-- BEGIN --
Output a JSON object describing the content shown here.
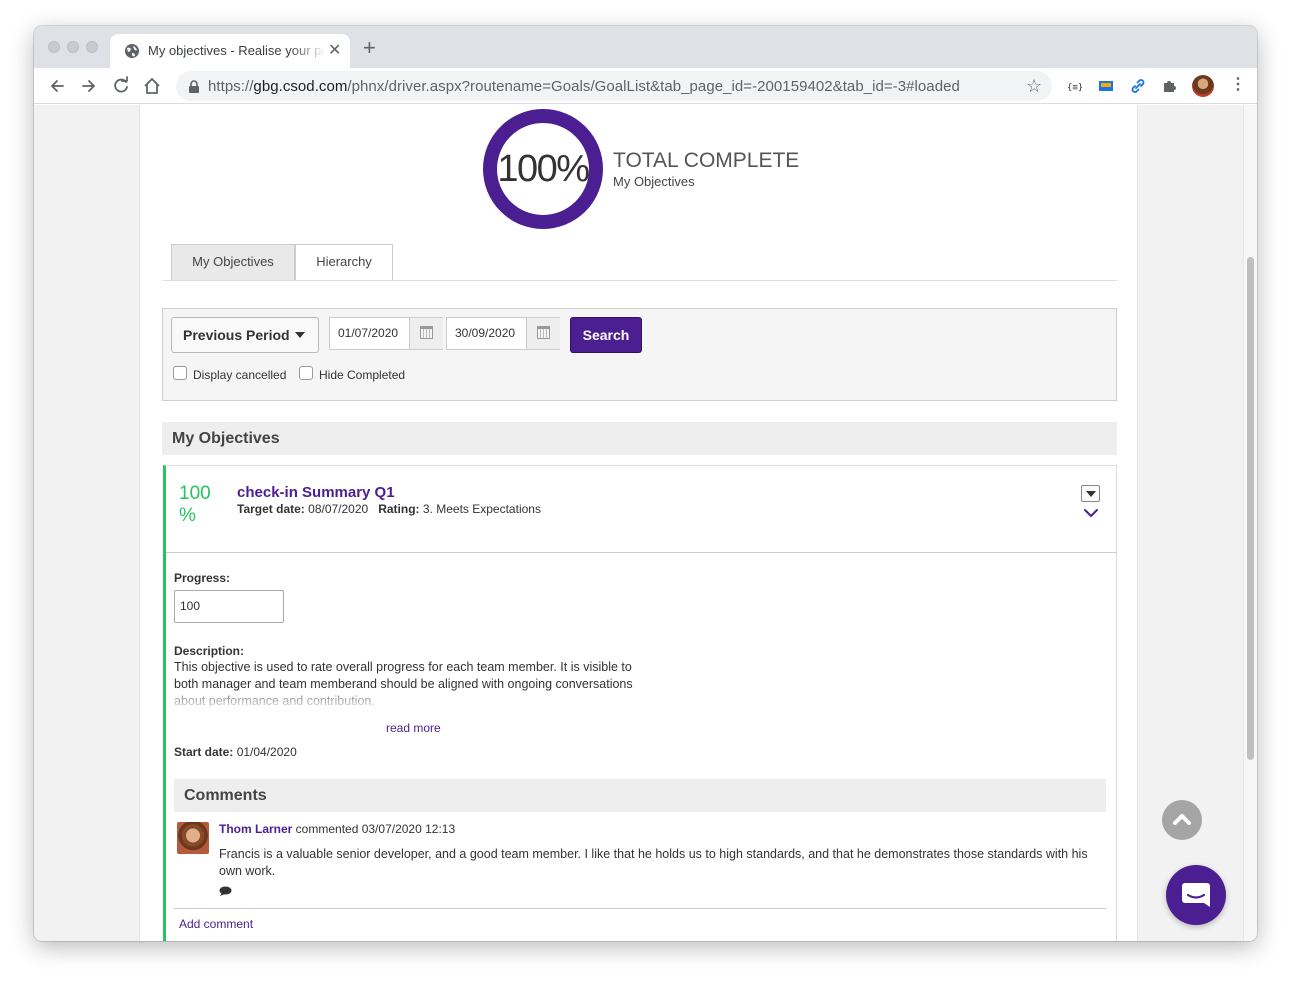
{
  "browser": {
    "tab_title": "My objectives - Realise your po",
    "url_prefix": "https://",
    "url_host": "gbg.csod.com",
    "url_path": "/phnx/driver.aspx?routename=Goals/GoalList&tab_page_id=-200159402&tab_id=-3#loaded",
    "new_tab_symbol": "+",
    "close_symbol": "✕",
    "bookmark_symbol": "☆",
    "menu_symbol": "⋮"
  },
  "summary": {
    "percent": "100%",
    "percent_value": 100,
    "title": "TOTAL COMPLETE",
    "subtitle": "My Objectives",
    "ring_color": "#4b1f91"
  },
  "tabs": [
    {
      "label": "My Objectives",
      "active": true
    },
    {
      "label": "Hierarchy",
      "active": false
    }
  ],
  "filter": {
    "period_label": "Previous Period",
    "start_date": "01/07/2020",
    "end_date": "30/09/2020",
    "search_label": "Search",
    "display_cancelled_label": "Display cancelled",
    "hide_completed_label": "Hide Completed"
  },
  "section_title": "My Objectives",
  "objective": {
    "percent_line1": "100",
    "percent_line2": "%",
    "title": "check-in Summary Q1",
    "target_label": "Target date:",
    "target_value": "08/07/2020",
    "rating_label": "Rating:",
    "rating_value": "3. Meets Expectations",
    "progress_label": "Progress:",
    "progress_value": "100",
    "description_label": "Description:",
    "description": "This objective is used to rate overall progress for each team member. It is visible to both manager and team memberand should be aligned with ongoing conversations about performance and contribution.",
    "read_more": "read more",
    "start_label": "Start date:",
    "start_value": "01/04/2020",
    "accent_color": "#22c55e"
  },
  "comments": {
    "title": "Comments",
    "items": [
      {
        "author": "Thom Larner",
        "meta": " commented 03/07/2020 12:13",
        "text": "Francis is a valuable senior developer, and a good team member.  I like that he holds us to high standards, and that he demonstrates those standards with his own work."
      }
    ],
    "add_label": "Add comment"
  },
  "colors": {
    "brand": "#4b1f91",
    "success": "#22c55e"
  }
}
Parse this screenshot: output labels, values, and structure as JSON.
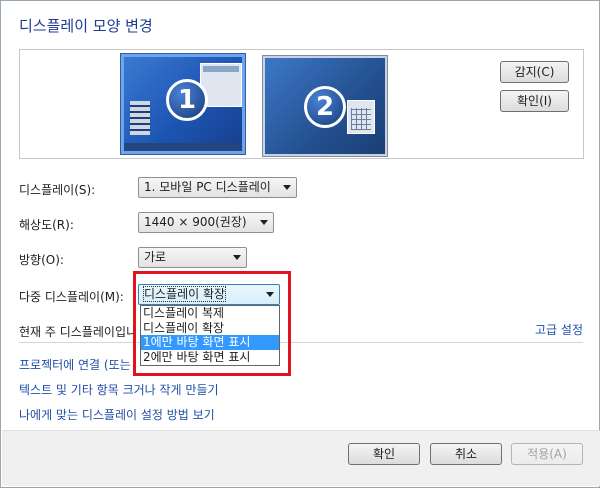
{
  "title": "디스플레이 모양 변경",
  "monitors": [
    {
      "number": "1",
      "selected": true
    },
    {
      "number": "2",
      "selected": false
    }
  ],
  "buttons": {
    "detect": "감지(C)",
    "identify": "확인(I)"
  },
  "fields": {
    "display": {
      "label": "디스플레이(S):",
      "value": "1. 모바일 PC 디스플레이"
    },
    "resolution": {
      "label": "해상도(R):",
      "value": "1440 × 900(권장)"
    },
    "orientation": {
      "label": "방향(O):",
      "value": "가로"
    },
    "multiple": {
      "label": "다중 디스플레이(M):",
      "value": "디스플레이 확장"
    }
  },
  "dropdown_options": [
    "디스플레이 복제",
    "디스플레이 확장",
    "1에만 바탕 화면 표시",
    "2에만 바탕 화면 표시"
  ],
  "dropdown_selected_index": 2,
  "main_display_text": "현재 주 디스플레이입니",
  "advanced_link": "고급 설정",
  "links": {
    "projector": "프로젝터에 연결 (또는",
    "text_size": "텍스트 및 기타 항목 크거나 작게 만들기",
    "help": "나에게 맞는 디스플레이 설정 방법 보기"
  },
  "footer": {
    "ok": "확인",
    "cancel": "취소",
    "apply": "적용(A)"
  },
  "colors": {
    "title": "#1f3a93",
    "link": "#1f4fa8",
    "highlight": "#3399ff",
    "annotation": "#e0141e"
  }
}
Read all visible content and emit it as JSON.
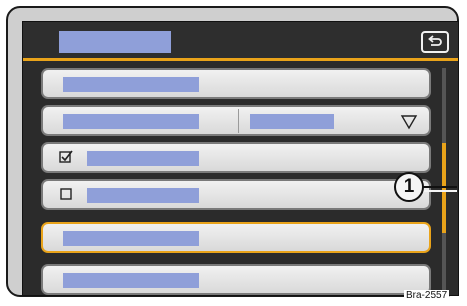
{
  "header": {
    "back_icon": "back-return-icon"
  },
  "list": {
    "checkbox_checked_icon": "checkbox-checked-icon",
    "checkbox_unchecked_icon": "checkbox-unchecked-icon",
    "dropdown_icon": "dropdown-triangle-icon",
    "rows": [
      {
        "type": "item",
        "checked": null,
        "selected": false
      },
      {
        "type": "dropdown",
        "checked": null,
        "selected": false
      },
      {
        "type": "checkbox",
        "checked": true,
        "selected": false
      },
      {
        "type": "checkbox",
        "checked": false,
        "selected": false
      },
      {
        "type": "item",
        "checked": null,
        "selected": true
      },
      {
        "type": "item",
        "checked": null,
        "selected": false
      }
    ]
  },
  "scrollbar": {
    "position_fraction": 0.33,
    "visible_fraction": 0.4
  },
  "callout": {
    "label": "1"
  },
  "watermark": {
    "text": "Bra-2557"
  },
  "colors": {
    "accent": "#e9a31a",
    "placeholder_bar": "#8f9fd9",
    "screen_background": "#2b2b2b"
  }
}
-- END --
WRITTEN TASK: Retype exactly the lines above, starting at the line containing "Read all visible content and emit it as JSON." and ending with the last line, both included; leave out the pictures.

COMPLETED TASK:
Read all visible content and emit it as JSON.
{
  "header": {
    "back_icon": "back-return-icon"
  },
  "list": {
    "checkbox_checked_icon": "checkbox-checked-icon",
    "checkbox_unchecked_icon": "checkbox-unchecked-icon",
    "dropdown_icon": "dropdown-triangle-icon",
    "rows": [
      {
        "type": "item",
        "checked": null,
        "selected": false
      },
      {
        "type": "dropdown",
        "checked": null,
        "selected": false
      },
      {
        "type": "checkbox",
        "checked": true,
        "selected": false
      },
      {
        "type": "checkbox",
        "checked": false,
        "selected": false
      },
      {
        "type": "item",
        "checked": null,
        "selected": true
      },
      {
        "type": "item",
        "checked": null,
        "selected": false
      }
    ]
  },
  "scrollbar": {
    "position_fraction": 0.33,
    "visible_fraction": 0.4
  },
  "callout": {
    "label": "1"
  },
  "watermark": {
    "text": "Bra-2557"
  },
  "colors": {
    "accent": "#e9a31a",
    "placeholder_bar": "#8f9fd9",
    "screen_background": "#2b2b2b"
  }
}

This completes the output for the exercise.